§ WHAT NEEDS TO BE DONE: Filter the lines below, copying only those with the string "JSON".
>> Begin MATERIAL PROVIDED
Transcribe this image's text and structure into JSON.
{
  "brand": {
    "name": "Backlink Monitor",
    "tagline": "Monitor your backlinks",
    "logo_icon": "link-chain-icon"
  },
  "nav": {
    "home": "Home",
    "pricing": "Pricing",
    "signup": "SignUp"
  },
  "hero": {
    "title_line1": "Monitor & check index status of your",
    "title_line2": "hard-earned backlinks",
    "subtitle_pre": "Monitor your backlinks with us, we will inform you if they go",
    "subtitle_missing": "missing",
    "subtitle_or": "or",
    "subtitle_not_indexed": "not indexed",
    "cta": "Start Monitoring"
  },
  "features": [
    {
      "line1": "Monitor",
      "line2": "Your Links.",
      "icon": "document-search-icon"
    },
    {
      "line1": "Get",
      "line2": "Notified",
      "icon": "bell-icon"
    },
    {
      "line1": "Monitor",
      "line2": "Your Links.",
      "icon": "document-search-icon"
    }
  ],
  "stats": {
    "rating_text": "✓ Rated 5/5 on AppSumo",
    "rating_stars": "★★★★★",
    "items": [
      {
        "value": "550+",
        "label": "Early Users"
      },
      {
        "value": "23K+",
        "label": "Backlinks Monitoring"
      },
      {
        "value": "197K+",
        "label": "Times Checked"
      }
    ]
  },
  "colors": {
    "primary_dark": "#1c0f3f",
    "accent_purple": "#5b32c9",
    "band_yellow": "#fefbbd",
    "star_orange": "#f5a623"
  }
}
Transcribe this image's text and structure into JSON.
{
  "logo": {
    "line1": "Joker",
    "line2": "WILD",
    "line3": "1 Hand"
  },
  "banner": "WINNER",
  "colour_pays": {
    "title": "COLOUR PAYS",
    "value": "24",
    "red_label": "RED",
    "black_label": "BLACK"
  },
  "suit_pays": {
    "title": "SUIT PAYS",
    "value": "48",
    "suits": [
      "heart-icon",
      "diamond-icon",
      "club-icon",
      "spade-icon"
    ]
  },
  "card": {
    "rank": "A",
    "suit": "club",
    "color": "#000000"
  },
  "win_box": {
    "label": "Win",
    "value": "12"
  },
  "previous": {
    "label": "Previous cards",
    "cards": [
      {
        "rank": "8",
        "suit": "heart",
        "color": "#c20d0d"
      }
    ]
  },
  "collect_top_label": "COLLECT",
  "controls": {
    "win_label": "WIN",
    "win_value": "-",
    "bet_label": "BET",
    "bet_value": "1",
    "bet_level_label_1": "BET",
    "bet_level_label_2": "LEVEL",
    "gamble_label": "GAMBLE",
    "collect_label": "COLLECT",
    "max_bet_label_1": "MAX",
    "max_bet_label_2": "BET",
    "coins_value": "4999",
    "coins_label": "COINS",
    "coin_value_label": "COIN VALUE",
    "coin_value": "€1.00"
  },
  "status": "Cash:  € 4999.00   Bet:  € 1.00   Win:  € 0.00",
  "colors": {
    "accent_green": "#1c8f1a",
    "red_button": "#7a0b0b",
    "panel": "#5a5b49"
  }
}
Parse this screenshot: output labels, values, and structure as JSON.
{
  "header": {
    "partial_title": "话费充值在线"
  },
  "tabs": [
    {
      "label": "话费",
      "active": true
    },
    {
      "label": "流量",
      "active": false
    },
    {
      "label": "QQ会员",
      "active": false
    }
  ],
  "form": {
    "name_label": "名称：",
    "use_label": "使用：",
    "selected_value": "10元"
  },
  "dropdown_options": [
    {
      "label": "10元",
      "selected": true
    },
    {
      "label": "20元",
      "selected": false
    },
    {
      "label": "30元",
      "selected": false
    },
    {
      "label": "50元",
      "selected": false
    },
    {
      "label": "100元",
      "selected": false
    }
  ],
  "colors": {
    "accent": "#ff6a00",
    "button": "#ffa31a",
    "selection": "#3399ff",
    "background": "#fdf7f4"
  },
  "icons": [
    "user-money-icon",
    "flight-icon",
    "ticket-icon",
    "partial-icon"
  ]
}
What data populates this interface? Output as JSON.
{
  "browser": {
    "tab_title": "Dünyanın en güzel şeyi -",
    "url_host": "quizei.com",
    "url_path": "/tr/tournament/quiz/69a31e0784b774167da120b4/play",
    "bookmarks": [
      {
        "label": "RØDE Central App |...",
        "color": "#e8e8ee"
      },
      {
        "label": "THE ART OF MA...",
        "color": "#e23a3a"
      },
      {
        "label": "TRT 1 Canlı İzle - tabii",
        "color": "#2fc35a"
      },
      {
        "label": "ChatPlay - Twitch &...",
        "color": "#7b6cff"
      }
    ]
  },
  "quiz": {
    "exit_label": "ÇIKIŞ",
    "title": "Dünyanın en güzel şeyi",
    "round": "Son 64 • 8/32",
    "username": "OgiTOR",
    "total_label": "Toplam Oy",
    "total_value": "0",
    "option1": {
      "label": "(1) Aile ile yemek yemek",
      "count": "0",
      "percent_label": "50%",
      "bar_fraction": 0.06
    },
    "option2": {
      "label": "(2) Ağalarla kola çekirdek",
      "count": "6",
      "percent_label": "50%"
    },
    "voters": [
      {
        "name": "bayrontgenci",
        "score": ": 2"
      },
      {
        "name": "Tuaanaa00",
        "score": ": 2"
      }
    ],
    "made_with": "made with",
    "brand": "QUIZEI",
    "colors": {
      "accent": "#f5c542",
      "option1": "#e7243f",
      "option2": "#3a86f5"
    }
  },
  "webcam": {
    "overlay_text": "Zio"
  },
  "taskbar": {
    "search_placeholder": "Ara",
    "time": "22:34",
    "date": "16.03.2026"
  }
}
>> End MATERIAL PROVIDED
§ WRITTEN SOLUTION:
Transcribe this image's text and structure into JSON.
Transcribe this image's text and structure into JSON.
Parse this screenshot: output labels, values, and structure as JSON.
What data populates this interface? Output as JSON.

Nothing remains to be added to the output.